| Job |
Which lines below hold the word "Ends"? Copy all of them.

| Material |
'''

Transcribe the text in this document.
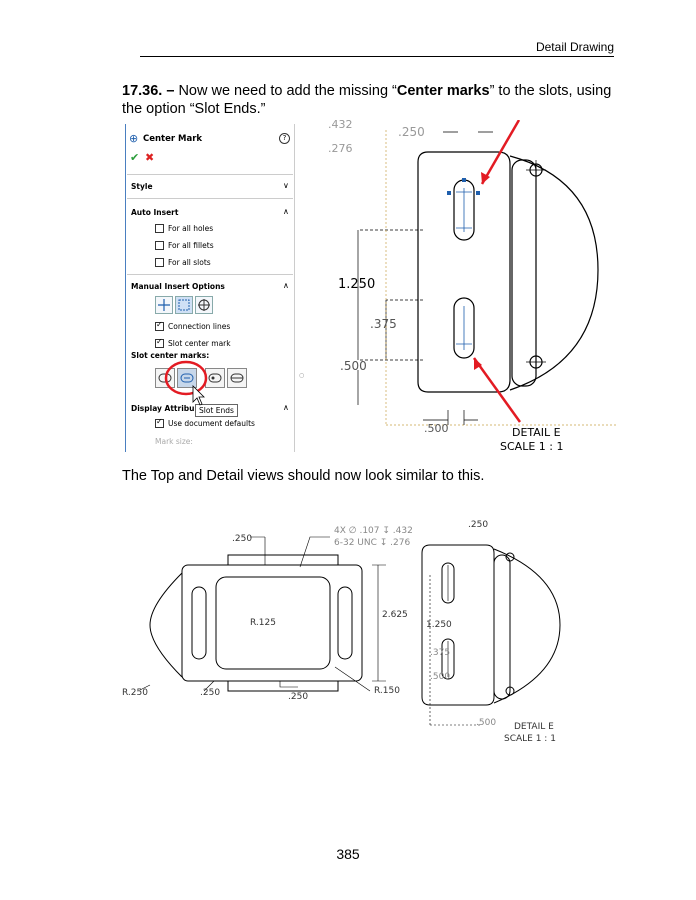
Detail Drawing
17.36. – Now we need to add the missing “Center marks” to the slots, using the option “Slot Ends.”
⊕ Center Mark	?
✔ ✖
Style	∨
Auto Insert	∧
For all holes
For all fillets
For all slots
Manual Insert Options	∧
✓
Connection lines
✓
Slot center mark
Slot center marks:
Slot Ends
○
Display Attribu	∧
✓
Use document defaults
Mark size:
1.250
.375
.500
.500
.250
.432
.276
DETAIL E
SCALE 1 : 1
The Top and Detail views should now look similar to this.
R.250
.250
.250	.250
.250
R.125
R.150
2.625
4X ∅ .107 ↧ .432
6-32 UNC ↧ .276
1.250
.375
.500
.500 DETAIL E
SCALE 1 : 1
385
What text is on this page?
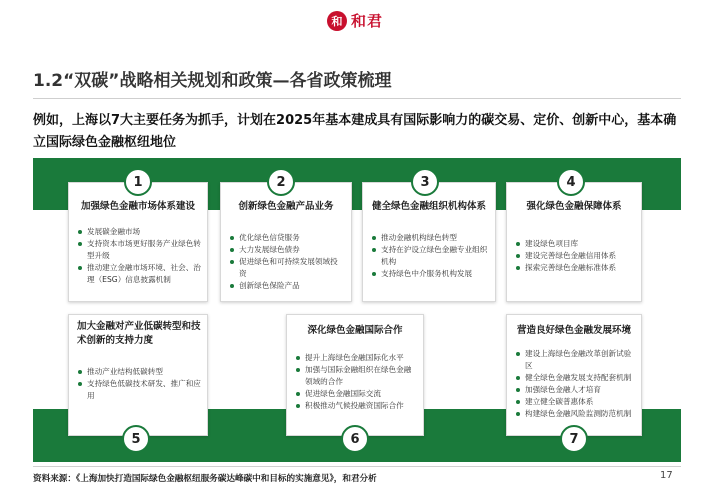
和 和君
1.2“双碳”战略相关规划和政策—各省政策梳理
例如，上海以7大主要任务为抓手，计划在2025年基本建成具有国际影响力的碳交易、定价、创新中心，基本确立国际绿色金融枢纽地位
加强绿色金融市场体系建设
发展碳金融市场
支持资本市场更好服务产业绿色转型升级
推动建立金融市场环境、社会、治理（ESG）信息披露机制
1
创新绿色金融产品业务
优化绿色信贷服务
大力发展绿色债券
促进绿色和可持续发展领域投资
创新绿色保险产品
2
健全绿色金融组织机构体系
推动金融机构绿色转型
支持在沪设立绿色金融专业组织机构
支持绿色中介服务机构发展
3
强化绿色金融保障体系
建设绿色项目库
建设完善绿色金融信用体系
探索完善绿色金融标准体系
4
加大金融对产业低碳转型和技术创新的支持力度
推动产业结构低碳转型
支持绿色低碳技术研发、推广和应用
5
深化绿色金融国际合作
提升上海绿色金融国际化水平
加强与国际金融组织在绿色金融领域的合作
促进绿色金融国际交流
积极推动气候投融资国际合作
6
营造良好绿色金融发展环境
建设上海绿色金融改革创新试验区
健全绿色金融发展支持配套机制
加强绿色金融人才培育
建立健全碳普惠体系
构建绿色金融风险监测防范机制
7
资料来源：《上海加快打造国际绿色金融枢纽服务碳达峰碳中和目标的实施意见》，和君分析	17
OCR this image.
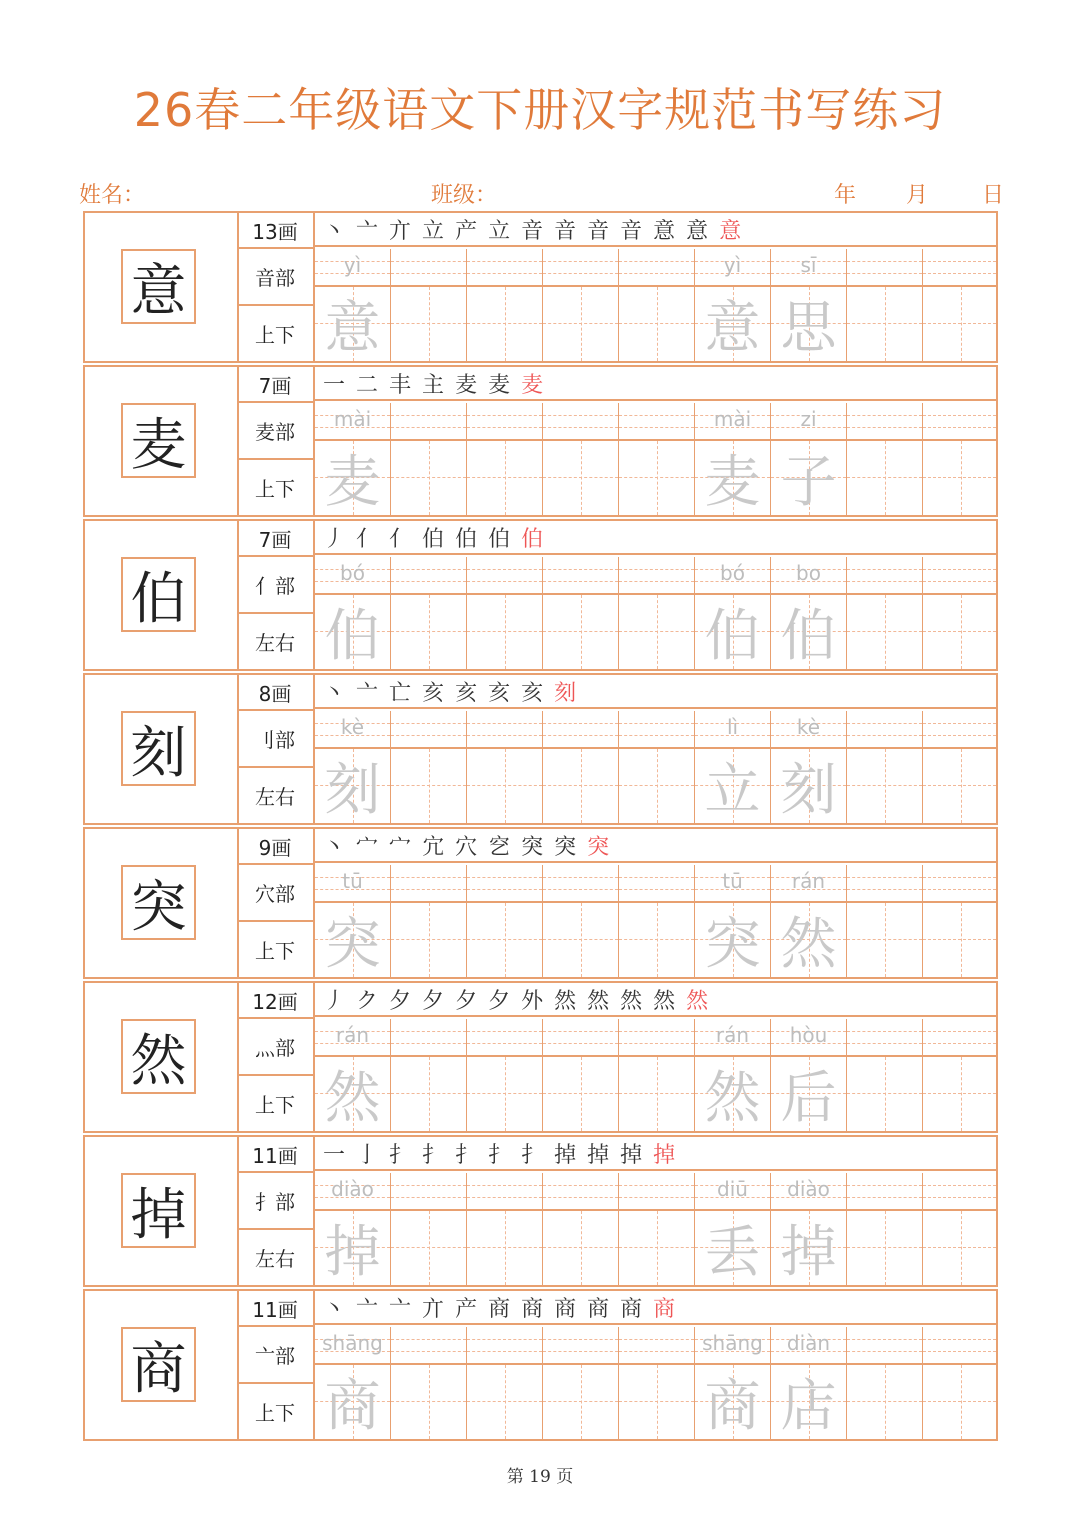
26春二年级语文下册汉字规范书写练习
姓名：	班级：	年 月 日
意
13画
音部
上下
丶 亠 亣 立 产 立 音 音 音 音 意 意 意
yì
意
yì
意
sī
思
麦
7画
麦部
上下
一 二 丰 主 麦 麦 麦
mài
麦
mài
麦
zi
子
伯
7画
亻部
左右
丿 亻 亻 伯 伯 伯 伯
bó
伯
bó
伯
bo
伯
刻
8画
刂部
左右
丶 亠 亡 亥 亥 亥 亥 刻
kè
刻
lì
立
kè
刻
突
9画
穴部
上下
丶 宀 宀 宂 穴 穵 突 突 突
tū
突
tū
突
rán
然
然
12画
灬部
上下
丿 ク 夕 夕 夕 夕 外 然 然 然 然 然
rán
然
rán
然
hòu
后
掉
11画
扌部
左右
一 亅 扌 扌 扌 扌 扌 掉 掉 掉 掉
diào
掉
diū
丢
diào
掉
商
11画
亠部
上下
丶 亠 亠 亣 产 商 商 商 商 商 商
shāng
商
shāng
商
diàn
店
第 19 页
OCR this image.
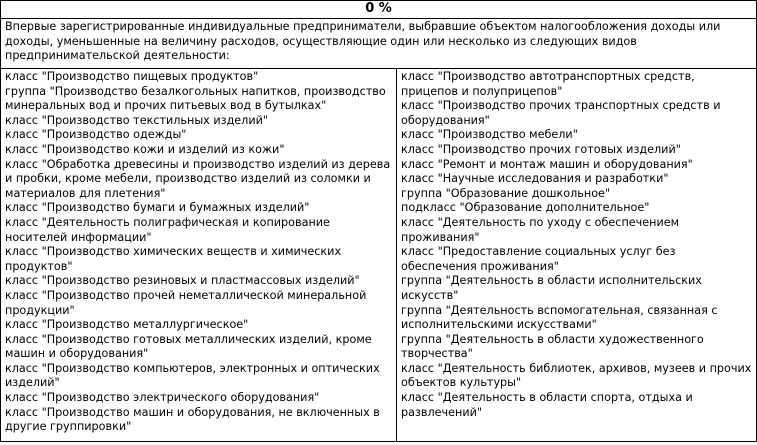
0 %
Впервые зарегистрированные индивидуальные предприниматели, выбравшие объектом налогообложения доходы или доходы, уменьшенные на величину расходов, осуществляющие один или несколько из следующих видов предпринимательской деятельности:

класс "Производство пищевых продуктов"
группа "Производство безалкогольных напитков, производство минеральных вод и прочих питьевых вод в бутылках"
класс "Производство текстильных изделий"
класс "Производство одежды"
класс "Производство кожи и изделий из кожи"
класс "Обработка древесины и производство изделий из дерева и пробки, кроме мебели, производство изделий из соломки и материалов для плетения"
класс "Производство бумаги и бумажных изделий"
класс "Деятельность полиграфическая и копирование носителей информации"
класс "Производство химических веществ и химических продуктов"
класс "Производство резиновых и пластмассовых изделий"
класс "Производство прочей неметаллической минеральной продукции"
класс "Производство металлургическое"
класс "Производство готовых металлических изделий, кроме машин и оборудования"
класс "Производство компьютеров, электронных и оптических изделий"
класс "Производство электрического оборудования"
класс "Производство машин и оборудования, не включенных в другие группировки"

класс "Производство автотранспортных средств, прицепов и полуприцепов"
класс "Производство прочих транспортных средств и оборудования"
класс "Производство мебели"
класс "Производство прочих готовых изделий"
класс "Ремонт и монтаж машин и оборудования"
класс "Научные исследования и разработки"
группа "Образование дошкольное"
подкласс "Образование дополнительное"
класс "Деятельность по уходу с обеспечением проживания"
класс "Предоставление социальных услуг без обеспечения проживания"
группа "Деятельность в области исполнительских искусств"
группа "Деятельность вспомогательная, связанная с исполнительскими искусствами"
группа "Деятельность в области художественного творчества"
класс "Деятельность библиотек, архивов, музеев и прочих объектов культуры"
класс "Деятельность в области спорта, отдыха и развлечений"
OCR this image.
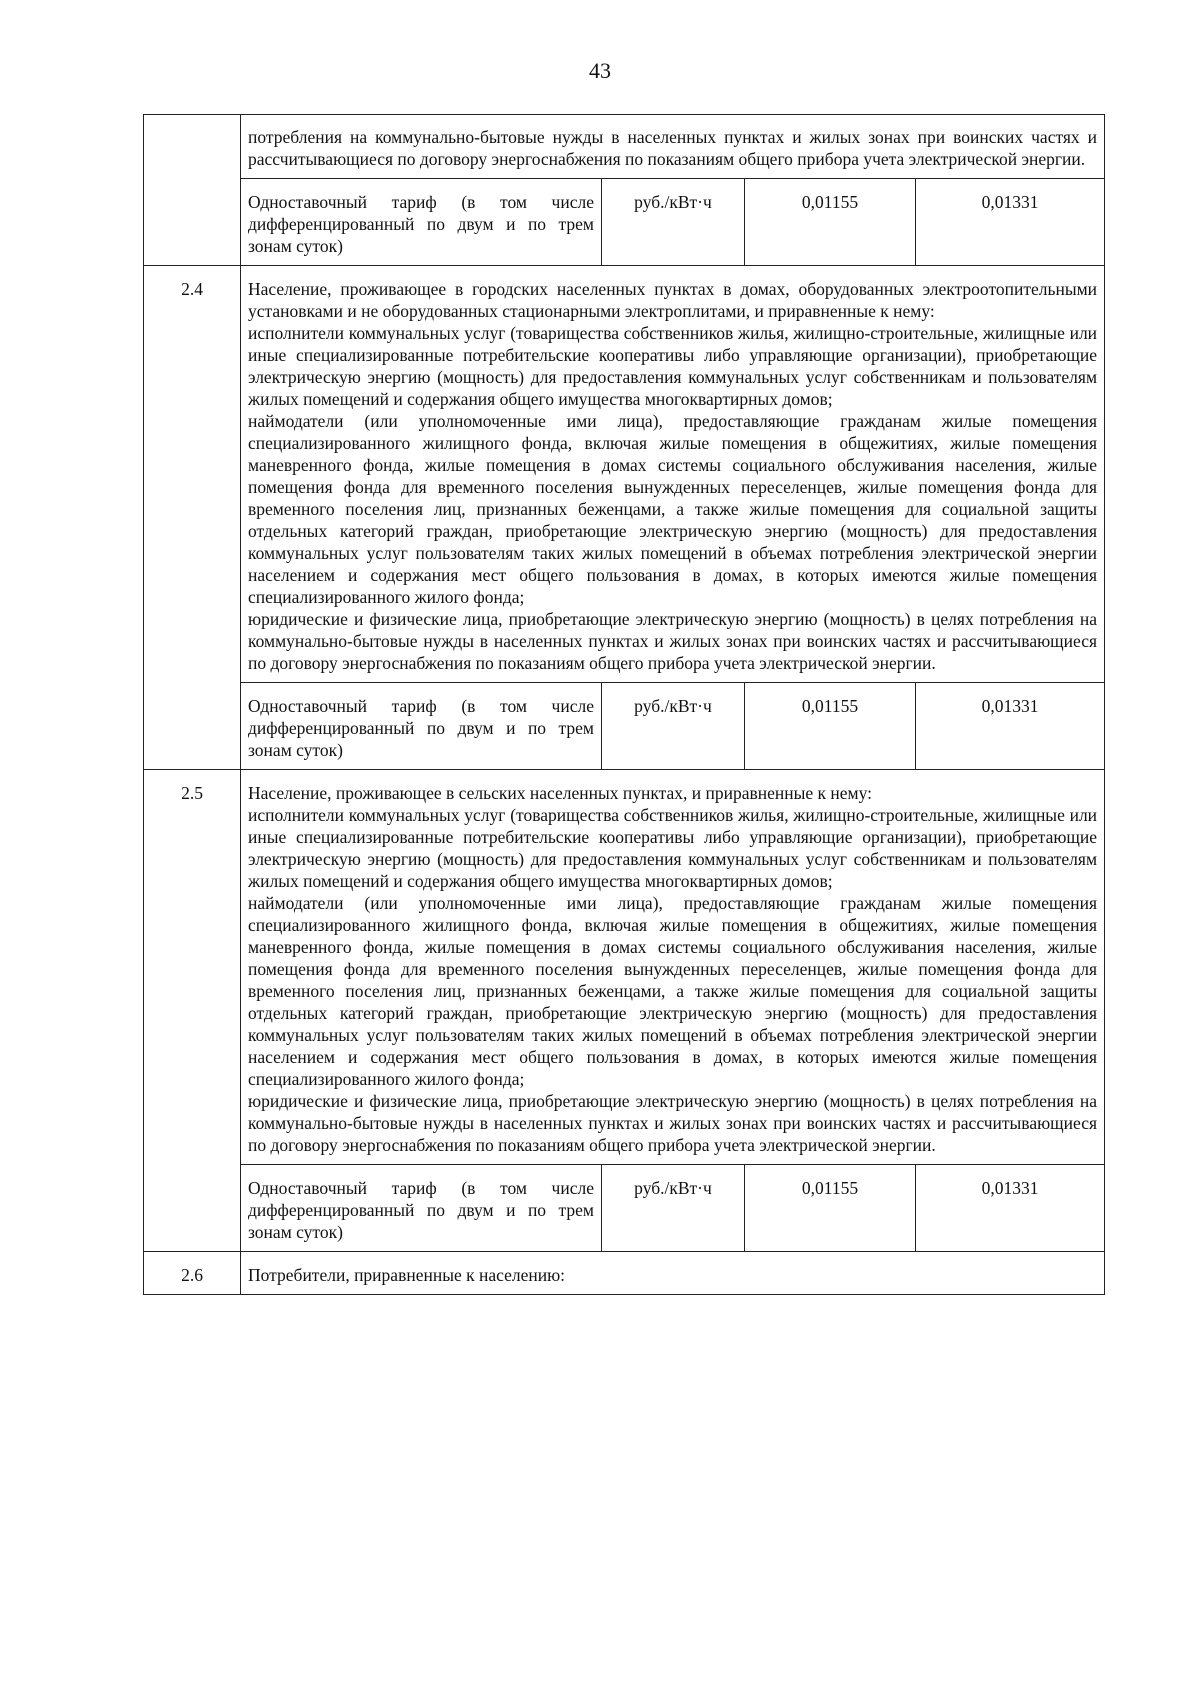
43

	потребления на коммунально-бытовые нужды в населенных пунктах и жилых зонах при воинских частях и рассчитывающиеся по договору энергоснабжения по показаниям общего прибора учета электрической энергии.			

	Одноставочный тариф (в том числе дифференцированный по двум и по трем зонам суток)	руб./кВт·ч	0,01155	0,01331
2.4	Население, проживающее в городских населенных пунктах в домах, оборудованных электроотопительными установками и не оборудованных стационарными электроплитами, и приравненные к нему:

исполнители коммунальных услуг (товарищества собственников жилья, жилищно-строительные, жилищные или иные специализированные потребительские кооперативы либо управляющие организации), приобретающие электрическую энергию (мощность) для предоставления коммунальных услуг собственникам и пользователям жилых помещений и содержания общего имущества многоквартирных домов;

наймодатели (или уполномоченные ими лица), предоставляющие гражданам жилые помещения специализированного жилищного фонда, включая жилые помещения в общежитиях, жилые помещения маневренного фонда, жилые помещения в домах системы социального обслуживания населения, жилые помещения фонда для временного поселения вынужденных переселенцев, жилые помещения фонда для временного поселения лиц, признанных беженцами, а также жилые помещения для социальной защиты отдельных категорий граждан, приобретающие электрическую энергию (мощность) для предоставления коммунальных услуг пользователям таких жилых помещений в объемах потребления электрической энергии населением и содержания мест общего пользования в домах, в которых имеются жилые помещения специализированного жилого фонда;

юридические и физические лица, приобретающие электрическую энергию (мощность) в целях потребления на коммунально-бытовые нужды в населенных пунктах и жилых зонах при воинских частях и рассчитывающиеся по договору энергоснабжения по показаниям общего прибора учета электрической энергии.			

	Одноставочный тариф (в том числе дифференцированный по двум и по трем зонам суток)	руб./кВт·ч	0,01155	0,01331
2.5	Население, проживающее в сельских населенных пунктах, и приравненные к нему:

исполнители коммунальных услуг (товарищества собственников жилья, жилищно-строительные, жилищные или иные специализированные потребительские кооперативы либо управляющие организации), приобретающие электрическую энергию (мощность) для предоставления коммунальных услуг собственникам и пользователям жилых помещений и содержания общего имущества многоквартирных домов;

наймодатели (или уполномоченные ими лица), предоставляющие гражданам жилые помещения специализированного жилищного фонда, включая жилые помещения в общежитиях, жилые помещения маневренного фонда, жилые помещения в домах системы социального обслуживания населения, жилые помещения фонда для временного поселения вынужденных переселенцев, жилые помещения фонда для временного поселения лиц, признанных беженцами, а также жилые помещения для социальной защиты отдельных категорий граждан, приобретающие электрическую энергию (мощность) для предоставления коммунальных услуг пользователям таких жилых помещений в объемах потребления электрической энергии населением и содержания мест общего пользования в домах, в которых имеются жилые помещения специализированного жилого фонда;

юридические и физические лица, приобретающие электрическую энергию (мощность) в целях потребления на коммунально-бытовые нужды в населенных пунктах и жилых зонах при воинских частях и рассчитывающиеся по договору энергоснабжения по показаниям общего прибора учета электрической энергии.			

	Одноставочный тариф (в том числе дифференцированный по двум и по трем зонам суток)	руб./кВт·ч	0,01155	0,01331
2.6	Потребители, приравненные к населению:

'''

| Answer to this exercise |
17.36. – Now we need to add the missing “Center marks” to the slots, using the option “Slot Ends.”
Slot Ends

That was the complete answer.